_SELECTED TEXT_
When I’m stressed about money, I walk past the subway saxophone player without stopping — not because I don’t have a few dollars, but because reaching into my wallet might start a spiral I don’t want to be in at nine in the morning. I look at the check at dinner and resent a friend who ordered a cocktail when all I had was a Diet Coke. I leave the Central Park Conservancy letter unopened on the counter, even though I love that park, because thinking about whether I can give would mean thinking about everything else I don’t know.

The stress makes me unable to look, which makes me the opposite of who I want to be.

I know this about myself with unusual precision because I’ve been keeping my numbers for eight years.

The phrase isn’t mine. A friend in a 12-step program for people with money problems told me about it the year I was thirty thousand dollars in credit card debt and quietly drowning. You write down every dollar that comes in and goes out. I tried it using an app called AndroMoney, and within two years the debt was gone. Then I just kept going.

For eight years I logged everything: the Starbucks and the rent and the insurance copays, the cat food and the utility bills and the E-ZPass fines. After the debt disappeared I didn’t think much about what I was collecting. I kept it up the way I still eat smaller portions two years after losing the COVID weight — out of habit, not yet knowing I was also keeping a record of who I’d been.

Last month I exported all of it, ran it through AI, and asked some questions.

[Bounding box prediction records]
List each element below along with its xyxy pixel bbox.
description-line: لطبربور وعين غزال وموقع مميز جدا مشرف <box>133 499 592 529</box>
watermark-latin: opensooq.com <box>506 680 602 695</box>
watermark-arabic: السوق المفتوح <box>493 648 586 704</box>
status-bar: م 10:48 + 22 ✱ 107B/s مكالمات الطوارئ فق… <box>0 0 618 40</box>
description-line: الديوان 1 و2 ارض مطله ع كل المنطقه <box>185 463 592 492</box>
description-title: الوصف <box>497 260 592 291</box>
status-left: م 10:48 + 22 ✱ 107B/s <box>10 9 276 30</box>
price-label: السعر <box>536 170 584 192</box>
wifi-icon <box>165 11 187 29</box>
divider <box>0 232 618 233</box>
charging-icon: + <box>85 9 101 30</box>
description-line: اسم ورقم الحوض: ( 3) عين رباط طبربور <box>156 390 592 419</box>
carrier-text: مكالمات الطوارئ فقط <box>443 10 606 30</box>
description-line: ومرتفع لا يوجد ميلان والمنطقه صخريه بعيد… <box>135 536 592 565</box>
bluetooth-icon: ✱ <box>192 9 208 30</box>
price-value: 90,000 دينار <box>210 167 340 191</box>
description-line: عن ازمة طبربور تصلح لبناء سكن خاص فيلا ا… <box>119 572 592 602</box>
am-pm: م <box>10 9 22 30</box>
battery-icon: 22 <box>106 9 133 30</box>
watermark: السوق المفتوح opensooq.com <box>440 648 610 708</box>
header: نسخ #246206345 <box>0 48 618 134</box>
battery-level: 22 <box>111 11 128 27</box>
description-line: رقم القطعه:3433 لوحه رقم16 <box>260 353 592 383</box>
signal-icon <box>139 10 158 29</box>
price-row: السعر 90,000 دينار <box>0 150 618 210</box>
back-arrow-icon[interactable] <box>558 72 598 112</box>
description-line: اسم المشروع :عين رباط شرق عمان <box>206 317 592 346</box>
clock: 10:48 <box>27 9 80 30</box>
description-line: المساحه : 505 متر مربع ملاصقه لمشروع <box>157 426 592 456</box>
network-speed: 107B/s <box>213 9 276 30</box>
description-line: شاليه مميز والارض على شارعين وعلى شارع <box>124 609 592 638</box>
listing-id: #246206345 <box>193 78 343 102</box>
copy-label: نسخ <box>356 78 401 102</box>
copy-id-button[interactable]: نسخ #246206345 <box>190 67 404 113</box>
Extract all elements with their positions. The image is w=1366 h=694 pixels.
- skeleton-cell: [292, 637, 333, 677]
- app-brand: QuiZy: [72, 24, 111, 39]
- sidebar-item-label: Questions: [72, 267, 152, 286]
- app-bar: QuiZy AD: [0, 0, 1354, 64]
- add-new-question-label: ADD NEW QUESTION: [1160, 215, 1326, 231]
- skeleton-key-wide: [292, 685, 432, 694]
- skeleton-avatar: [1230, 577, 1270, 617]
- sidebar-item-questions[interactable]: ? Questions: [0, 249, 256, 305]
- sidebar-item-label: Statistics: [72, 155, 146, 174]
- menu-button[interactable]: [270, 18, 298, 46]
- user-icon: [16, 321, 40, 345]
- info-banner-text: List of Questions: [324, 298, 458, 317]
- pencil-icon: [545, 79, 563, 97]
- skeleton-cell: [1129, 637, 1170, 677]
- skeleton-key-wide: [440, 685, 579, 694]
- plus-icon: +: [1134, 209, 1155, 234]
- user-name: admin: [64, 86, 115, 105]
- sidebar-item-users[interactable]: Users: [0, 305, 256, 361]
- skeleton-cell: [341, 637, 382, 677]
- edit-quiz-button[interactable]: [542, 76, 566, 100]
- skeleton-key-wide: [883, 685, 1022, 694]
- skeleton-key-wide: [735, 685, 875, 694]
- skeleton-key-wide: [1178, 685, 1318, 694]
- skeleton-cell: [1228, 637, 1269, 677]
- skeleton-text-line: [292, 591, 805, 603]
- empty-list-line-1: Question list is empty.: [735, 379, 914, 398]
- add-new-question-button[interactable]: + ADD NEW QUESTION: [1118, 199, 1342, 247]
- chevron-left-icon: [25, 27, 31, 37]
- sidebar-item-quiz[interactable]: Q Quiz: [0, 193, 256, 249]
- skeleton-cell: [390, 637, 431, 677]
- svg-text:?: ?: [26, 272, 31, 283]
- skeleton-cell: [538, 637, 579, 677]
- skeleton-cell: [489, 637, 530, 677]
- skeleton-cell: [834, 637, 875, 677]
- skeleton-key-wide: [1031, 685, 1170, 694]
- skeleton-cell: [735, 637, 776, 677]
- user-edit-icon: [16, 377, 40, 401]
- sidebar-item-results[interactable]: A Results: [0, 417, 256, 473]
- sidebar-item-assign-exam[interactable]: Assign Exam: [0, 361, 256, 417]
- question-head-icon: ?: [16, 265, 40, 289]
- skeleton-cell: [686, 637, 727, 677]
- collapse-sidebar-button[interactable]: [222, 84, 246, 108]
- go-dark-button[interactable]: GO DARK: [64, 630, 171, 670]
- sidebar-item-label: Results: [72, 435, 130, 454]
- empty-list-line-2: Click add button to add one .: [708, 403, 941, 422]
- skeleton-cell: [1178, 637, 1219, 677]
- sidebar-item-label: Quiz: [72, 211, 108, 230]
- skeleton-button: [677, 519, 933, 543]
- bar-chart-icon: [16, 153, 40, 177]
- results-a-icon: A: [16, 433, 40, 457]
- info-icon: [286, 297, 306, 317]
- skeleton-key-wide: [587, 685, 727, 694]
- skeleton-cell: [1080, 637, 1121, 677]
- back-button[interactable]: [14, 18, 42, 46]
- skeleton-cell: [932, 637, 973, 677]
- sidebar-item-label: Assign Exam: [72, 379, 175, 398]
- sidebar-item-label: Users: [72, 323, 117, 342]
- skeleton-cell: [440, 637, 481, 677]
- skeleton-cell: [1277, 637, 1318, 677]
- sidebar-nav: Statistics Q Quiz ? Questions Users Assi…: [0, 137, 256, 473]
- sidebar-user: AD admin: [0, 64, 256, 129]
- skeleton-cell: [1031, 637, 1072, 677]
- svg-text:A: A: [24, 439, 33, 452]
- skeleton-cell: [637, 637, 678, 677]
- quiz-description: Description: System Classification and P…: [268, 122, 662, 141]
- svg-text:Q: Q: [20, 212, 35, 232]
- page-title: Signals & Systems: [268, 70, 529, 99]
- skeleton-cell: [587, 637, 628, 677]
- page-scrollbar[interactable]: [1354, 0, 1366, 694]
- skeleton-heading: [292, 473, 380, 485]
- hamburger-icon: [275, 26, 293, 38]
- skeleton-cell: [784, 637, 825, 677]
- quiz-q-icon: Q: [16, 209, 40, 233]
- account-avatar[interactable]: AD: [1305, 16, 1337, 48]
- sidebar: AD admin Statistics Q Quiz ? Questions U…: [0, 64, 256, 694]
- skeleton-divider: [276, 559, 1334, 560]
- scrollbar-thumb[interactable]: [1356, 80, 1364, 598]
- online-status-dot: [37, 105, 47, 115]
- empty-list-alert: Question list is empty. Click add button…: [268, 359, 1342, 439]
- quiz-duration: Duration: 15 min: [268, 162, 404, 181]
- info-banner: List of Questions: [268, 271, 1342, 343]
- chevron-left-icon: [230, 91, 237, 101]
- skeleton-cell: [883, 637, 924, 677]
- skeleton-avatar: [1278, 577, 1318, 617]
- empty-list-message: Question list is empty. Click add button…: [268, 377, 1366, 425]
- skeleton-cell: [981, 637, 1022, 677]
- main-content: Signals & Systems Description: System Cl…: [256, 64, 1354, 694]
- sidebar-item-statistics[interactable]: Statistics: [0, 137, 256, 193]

_ACTIVITY LIST_
1: In the essay about money, which app did the writer use to record every dollar?
2: Return the part of the essay about money from "I know this" up to and including "just kept going.", word for word.

_NUMBERED RESPONSES_
1: AndroMoney

2:
I know this about myself with unusual precision because I’ve been keeping my numbers for eight years.

The phrase isn’t mine. A friend in a 12-step program for people with money problems told me about it the year I was thirty thousand dollars in credit card debt and quietly drowning. You write down every dollar that comes in and goes out. I tried it using an app called AndroMoney, and within two years the debt was gone. Then I just kept going.